(Extracted data entries)
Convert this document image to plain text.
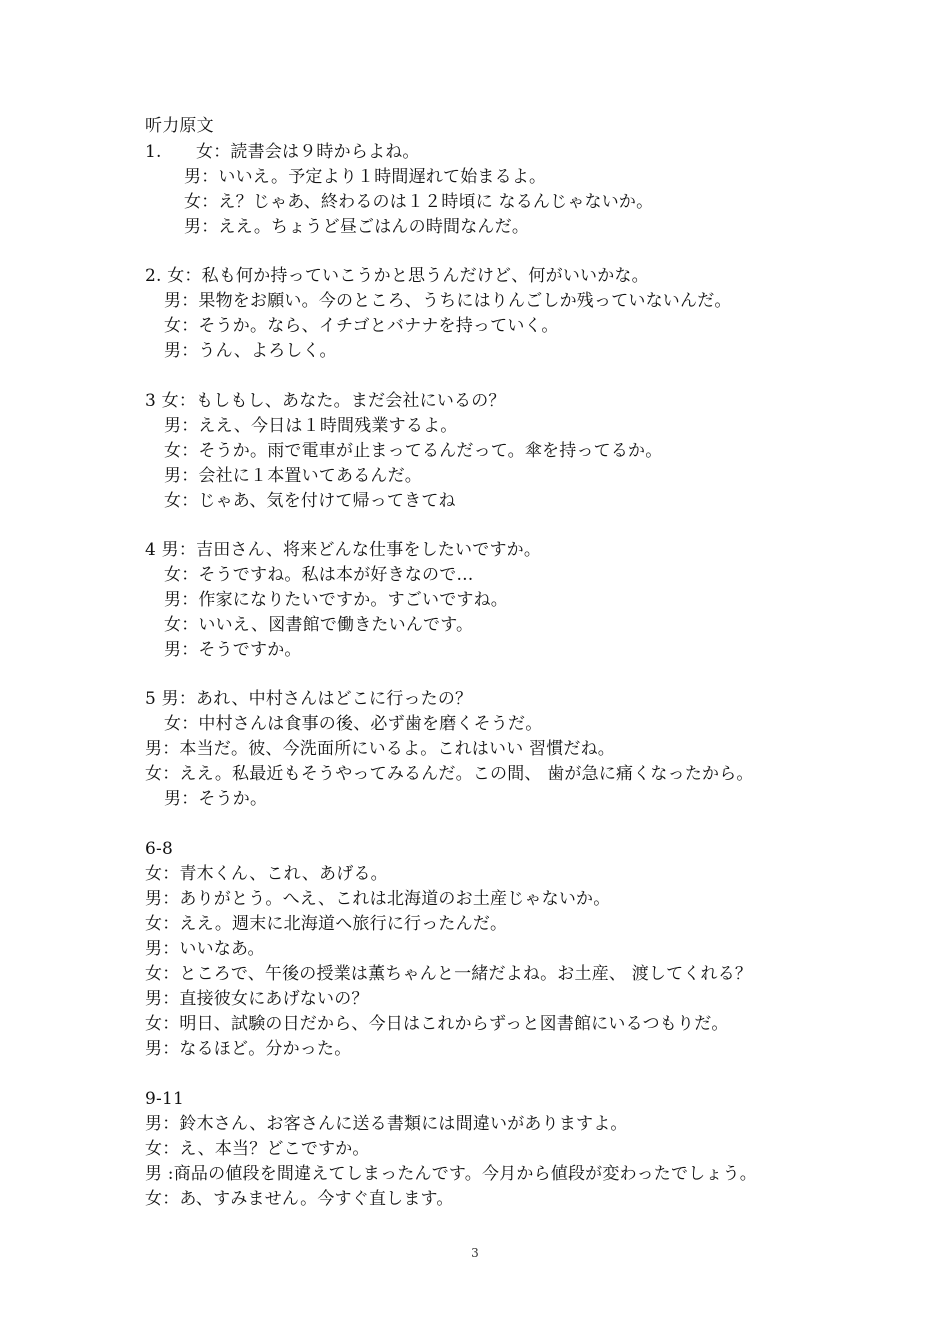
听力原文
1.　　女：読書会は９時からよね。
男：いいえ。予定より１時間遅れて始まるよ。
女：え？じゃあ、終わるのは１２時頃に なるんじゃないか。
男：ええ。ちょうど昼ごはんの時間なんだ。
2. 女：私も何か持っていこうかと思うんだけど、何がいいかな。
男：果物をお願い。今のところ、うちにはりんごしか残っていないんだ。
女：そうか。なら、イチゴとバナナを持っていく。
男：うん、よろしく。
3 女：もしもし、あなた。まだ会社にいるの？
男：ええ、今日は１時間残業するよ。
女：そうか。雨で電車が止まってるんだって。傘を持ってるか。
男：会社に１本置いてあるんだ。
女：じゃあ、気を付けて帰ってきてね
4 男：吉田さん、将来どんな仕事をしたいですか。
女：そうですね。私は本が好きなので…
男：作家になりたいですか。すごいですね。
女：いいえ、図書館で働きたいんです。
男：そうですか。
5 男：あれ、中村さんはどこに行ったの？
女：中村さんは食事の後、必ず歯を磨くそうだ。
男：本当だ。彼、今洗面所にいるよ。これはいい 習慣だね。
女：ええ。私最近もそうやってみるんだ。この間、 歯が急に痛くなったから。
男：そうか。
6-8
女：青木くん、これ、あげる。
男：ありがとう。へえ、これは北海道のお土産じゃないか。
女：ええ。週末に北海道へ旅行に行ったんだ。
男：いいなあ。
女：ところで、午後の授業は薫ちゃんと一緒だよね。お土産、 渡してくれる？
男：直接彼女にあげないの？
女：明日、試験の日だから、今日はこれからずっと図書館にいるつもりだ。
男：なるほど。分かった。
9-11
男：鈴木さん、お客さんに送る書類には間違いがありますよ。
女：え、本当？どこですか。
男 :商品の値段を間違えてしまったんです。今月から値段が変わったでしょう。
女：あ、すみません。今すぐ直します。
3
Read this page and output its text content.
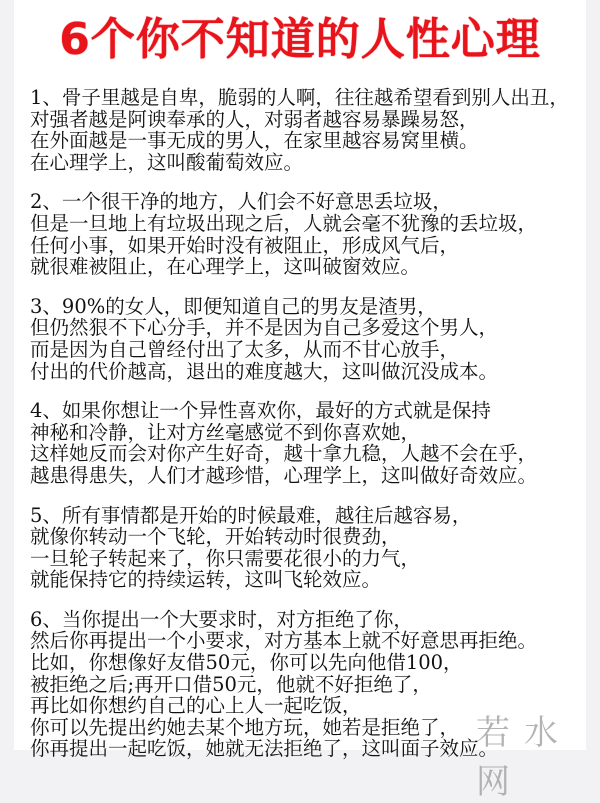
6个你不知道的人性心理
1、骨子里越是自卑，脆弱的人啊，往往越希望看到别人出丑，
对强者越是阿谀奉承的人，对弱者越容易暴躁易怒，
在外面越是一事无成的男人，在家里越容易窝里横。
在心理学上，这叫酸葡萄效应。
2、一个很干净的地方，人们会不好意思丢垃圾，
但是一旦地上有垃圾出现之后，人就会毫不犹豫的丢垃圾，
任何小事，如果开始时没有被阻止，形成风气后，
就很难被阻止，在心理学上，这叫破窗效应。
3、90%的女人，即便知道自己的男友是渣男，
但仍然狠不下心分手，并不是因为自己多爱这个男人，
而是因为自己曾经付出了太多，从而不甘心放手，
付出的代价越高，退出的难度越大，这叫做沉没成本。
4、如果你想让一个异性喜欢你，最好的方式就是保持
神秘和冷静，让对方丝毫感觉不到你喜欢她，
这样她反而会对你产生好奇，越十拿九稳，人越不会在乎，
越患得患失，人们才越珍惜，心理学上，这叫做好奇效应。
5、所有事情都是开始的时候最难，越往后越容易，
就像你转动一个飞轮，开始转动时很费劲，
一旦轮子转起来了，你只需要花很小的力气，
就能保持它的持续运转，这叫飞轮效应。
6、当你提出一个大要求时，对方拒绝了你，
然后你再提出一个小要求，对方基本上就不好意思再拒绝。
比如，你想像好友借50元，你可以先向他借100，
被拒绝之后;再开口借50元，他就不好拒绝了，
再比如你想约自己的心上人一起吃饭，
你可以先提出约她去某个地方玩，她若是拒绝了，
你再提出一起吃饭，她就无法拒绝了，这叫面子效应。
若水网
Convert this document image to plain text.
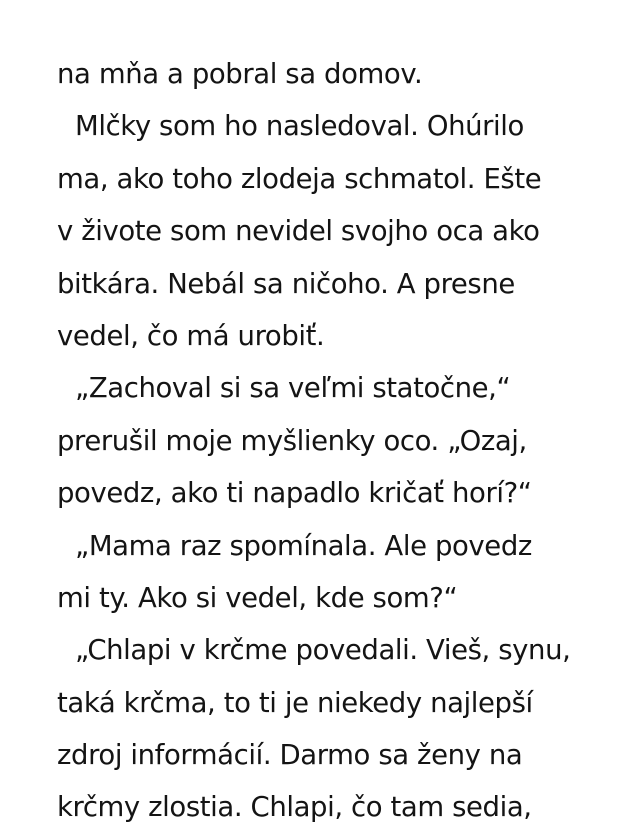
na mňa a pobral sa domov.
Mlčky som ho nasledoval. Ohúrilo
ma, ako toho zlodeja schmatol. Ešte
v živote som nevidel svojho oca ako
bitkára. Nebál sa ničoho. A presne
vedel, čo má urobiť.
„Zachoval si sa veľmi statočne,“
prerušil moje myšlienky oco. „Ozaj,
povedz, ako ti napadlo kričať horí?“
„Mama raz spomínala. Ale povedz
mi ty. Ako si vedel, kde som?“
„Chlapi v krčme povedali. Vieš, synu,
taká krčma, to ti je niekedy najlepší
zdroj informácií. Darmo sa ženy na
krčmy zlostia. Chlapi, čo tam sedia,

## Aim of the task
Return every line in the listing that contains the word "vedel".

## Written response
vedel, čo má urobiť.
mi ty. Ako si vedel, kde som?“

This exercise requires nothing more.